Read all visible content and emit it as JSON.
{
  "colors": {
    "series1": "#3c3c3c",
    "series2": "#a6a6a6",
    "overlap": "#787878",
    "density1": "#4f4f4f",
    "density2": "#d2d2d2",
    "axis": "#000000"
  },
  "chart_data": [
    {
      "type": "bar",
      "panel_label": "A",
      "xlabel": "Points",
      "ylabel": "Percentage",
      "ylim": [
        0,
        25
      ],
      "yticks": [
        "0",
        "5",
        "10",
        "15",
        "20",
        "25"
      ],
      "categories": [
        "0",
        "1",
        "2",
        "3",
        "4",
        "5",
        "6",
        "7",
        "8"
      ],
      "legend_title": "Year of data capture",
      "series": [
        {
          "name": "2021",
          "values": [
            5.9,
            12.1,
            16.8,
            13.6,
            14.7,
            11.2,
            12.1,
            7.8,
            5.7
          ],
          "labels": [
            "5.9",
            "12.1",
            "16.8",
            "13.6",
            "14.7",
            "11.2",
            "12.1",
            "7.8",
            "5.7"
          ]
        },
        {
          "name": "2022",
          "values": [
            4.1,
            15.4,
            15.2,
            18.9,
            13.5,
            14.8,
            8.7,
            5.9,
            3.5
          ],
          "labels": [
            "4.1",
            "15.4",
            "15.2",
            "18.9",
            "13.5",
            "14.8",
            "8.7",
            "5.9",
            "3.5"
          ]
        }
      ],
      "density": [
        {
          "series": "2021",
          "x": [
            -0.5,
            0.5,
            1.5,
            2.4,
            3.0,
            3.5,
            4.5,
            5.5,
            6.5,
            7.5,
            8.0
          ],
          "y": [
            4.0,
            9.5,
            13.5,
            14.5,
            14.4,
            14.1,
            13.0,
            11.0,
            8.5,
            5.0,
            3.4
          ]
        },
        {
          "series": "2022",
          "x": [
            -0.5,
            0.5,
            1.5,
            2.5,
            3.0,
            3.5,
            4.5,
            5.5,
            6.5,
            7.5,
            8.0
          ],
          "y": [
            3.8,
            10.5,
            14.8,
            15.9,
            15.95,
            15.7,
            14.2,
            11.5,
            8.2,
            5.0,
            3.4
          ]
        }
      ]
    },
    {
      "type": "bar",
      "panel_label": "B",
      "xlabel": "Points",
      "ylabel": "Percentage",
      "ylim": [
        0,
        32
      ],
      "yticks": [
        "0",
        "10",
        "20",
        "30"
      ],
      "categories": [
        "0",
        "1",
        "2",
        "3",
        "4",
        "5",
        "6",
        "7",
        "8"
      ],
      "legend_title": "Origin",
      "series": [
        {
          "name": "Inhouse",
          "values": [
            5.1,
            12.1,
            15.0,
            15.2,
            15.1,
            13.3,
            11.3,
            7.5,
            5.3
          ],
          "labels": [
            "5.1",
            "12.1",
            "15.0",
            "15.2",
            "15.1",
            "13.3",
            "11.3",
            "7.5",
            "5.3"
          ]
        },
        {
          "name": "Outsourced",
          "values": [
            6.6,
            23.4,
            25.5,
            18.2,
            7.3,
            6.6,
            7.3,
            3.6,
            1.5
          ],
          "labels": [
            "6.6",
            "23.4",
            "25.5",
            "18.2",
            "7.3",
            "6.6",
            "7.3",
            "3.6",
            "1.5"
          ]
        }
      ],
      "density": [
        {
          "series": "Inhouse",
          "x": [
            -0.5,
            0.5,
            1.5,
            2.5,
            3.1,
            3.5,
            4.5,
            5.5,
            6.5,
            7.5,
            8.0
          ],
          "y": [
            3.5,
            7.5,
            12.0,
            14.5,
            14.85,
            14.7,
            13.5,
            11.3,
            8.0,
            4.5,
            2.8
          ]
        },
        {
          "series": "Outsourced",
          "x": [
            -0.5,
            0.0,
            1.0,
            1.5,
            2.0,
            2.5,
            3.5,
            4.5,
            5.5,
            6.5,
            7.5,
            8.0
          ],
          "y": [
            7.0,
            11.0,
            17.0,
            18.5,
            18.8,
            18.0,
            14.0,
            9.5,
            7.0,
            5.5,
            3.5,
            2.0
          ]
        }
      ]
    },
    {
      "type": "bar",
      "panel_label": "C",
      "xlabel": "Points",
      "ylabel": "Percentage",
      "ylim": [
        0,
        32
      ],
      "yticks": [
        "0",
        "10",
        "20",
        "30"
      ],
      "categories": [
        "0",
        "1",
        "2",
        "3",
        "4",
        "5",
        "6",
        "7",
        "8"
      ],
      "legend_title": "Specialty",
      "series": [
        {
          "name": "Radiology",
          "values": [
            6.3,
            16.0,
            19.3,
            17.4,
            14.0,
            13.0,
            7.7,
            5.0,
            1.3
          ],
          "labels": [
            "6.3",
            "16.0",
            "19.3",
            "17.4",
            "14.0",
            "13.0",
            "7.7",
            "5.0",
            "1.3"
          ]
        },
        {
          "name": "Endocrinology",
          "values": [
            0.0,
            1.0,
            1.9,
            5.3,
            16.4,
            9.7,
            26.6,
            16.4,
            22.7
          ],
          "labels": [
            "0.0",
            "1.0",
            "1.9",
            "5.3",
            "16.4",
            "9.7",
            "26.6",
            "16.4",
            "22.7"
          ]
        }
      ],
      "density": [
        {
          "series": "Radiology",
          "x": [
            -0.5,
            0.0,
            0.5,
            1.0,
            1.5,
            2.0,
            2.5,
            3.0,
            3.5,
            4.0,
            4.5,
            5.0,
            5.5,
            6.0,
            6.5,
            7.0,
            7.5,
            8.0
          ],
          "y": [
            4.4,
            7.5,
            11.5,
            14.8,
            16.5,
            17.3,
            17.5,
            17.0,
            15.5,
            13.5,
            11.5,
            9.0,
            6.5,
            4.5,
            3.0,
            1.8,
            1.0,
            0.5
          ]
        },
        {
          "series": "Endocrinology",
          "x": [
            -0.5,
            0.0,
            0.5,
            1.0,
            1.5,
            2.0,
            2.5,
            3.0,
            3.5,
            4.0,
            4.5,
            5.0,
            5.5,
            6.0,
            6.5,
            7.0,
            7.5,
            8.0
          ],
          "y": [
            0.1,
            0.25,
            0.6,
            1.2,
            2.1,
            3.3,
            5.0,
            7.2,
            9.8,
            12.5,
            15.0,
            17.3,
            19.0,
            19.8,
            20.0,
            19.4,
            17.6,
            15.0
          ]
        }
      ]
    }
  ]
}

#### What the task requires
Your task is to retype all the records above with nothing left out.

#### Complete response
Read all visible content and emit it as JSON.
{
  "colors": {
    "series1": "#3c3c3c",
    "series2": "#a6a6a6",
    "overlap": "#787878",
    "density1": "#4f4f4f",
    "density2": "#d2d2d2",
    "axis": "#000000"
  },
  "chart_data": [
    {
      "type": "bar",
      "panel_label": "A",
      "xlabel": "Points",
      "ylabel": "Percentage",
      "ylim": [
        0,
        25
      ],
      "yticks": [
        "0",
        "5",
        "10",
        "15",
        "20",
        "25"
      ],
      "categories": [
        "0",
        "1",
        "2",
        "3",
        "4",
        "5",
        "6",
        "7",
        "8"
      ],
      "legend_title": "Year of data capture",
      "series": [
        {
          "name": "2021",
          "values": [
            5.9,
            12.1,
            16.8,
            13.6,
            14.7,
            11.2,
            12.1,
            7.8,
            5.7
          ],
          "labels": [
            "5.9",
            "12.1",
            "16.8",
            "13.6",
            "14.7",
            "11.2",
            "12.1",
            "7.8",
            "5.7"
          ]
        },
        {
          "name": "2022",
          "values": [
            4.1,
            15.4,
            15.2,
            18.9,
            13.5,
            14.8,
            8.7,
            5.9,
            3.5
          ],
          "labels": [
            "4.1",
            "15.4",
            "15.2",
            "18.9",
            "13.5",
            "14.8",
            "8.7",
            "5.9",
            "3.5"
          ]
        }
      ],
      "density": [
        {
          "series": "2021",
          "x": [
            -0.5,
            0.5,
            1.5,
            2.4,
            3.0,
            3.5,
            4.5,
            5.5,
            6.5,
            7.5,
            8.0
          ],
          "y": [
            4.0,
            9.5,
            13.5,
            14.5,
            14.4,
            14.1,
            13.0,
            11.0,
            8.5,
            5.0,
            3.4
          ]
        },
        {
          "series": "2022",
          "x": [
            -0.5,
            0.5,
            1.5,
            2.5,
            3.0,
            3.5,
            4.5,
            5.5,
            6.5,
            7.5,
            8.0
          ],
          "y": [
            3.8,
            10.5,
            14.8,
            15.9,
            15.95,
            15.7,
            14.2,
            11.5,
            8.2,
            5.0,
            3.4
          ]
        }
      ]
    },
    {
      "type": "bar",
      "panel_label": "B",
      "xlabel": "Points",
      "ylabel": "Percentage",
      "ylim": [
        0,
        32
      ],
      "yticks": [
        "0",
        "10",
        "20",
        "30"
      ],
      "categories": [
        "0",
        "1",
        "2",
        "3",
        "4",
        "5",
        "6",
        "7",
        "8"
      ],
      "legend_title": "Origin",
      "series": [
        {
          "name": "Inhouse",
          "values": [
            5.1,
            12.1,
            15.0,
            15.2,
            15.1,
            13.3,
            11.3,
            7.5,
            5.3
          ],
          "labels": [
            "5.1",
            "12.1",
            "15.0",
            "15.2",
            "15.1",
            "13.3",
            "11.3",
            "7.5",
            "5.3"
          ]
        },
        {
          "name": "Outsourced",
          "values": [
            6.6,
            23.4,
            25.5,
            18.2,
            7.3,
            6.6,
            7.3,
            3.6,
            1.5
          ],
          "labels": [
            "6.6",
            "23.4",
            "25.5",
            "18.2",
            "7.3",
            "6.6",
            "7.3",
            "3.6",
            "1.5"
          ]
        }
      ],
      "density": [
        {
          "series": "Inhouse",
          "x": [
            -0.5,
            0.5,
            1.5,
            2.5,
            3.1,
            3.5,
            4.5,
            5.5,
            6.5,
            7.5,
            8.0
          ],
          "y": [
            3.5,
            7.5,
            12.0,
            14.5,
            14.85,
            14.7,
            13.5,
            11.3,
            8.0,
            4.5,
            2.8
          ]
        },
        {
          "series": "Outsourced",
          "x": [
            -0.5,
            0.0,
            1.0,
            1.5,
            2.0,
            2.5,
            3.5,
            4.5,
            5.5,
            6.5,
            7.5,
            8.0
          ],
          "y": [
            7.0,
            11.0,
            17.0,
            18.5,
            18.8,
            18.0,
            14.0,
            9.5,
            7.0,
            5.5,
            3.5,
            2.0
          ]
        }
      ]
    },
    {
      "type": "bar",
      "panel_label": "C",
      "xlabel": "Points",
      "ylabel": "Percentage",
      "ylim": [
        0,
        32
      ],
      "yticks": [
        "0",
        "10",
        "20",
        "30"
      ],
      "categories": [
        "0",
        "1",
        "2",
        "3",
        "4",
        "5",
        "6",
        "7",
        "8"
      ],
      "legend_title": "Specialty",
      "series": [
        {
          "name": "Radiology",
          "values": [
            6.3,
            16.0,
            19.3,
            17.4,
            14.0,
            13.0,
            7.7,
            5.0,
            1.3
          ],
          "labels": [
            "6.3",
            "16.0",
            "19.3",
            "17.4",
            "14.0",
            "13.0",
            "7.7",
            "5.0",
            "1.3"
          ]
        },
        {
          "name": "Endocrinology",
          "values": [
            0.0,
            1.0,
            1.9,
            5.3,
            16.4,
            9.7,
            26.6,
            16.4,
            22.7
          ],
          "labels": [
            "0.0",
            "1.0",
            "1.9",
            "5.3",
            "16.4",
            "9.7",
            "26.6",
            "16.4",
            "22.7"
          ]
        }
      ],
      "density": [
        {
          "series": "Radiology",
          "x": [
            -0.5,
            0.0,
            0.5,
            1.0,
            1.5,
            2.0,
            2.5,
            3.0,
            3.5,
            4.0,
            4.5,
            5.0,
            5.5,
            6.0,
            6.5,
            7.0,
            7.5,
            8.0
          ],
          "y": [
            4.4,
            7.5,
            11.5,
            14.8,
            16.5,
            17.3,
            17.5,
            17.0,
            15.5,
            13.5,
            11.5,
            9.0,
            6.5,
            4.5,
            3.0,
            1.8,
            1.0,
            0.5
          ]
        },
        {
          "series": "Endocrinology",
          "x": [
            -0.5,
            0.0,
            0.5,
            1.0,
            1.5,
            2.0,
            2.5,
            3.0,
            3.5,
            4.0,
            4.5,
            5.0,
            5.5,
            6.0,
            6.5,
            7.0,
            7.5,
            8.0
          ],
          "y": [
            0.1,
            0.25,
            0.6,
            1.2,
            2.1,
            3.3,
            5.0,
            7.2,
            9.8,
            12.5,
            15.0,
            17.3,
            19.0,
            19.8,
            20.0,
            19.4,
            17.6,
            15.0
          ]
        }
      ]
    }
  ]
}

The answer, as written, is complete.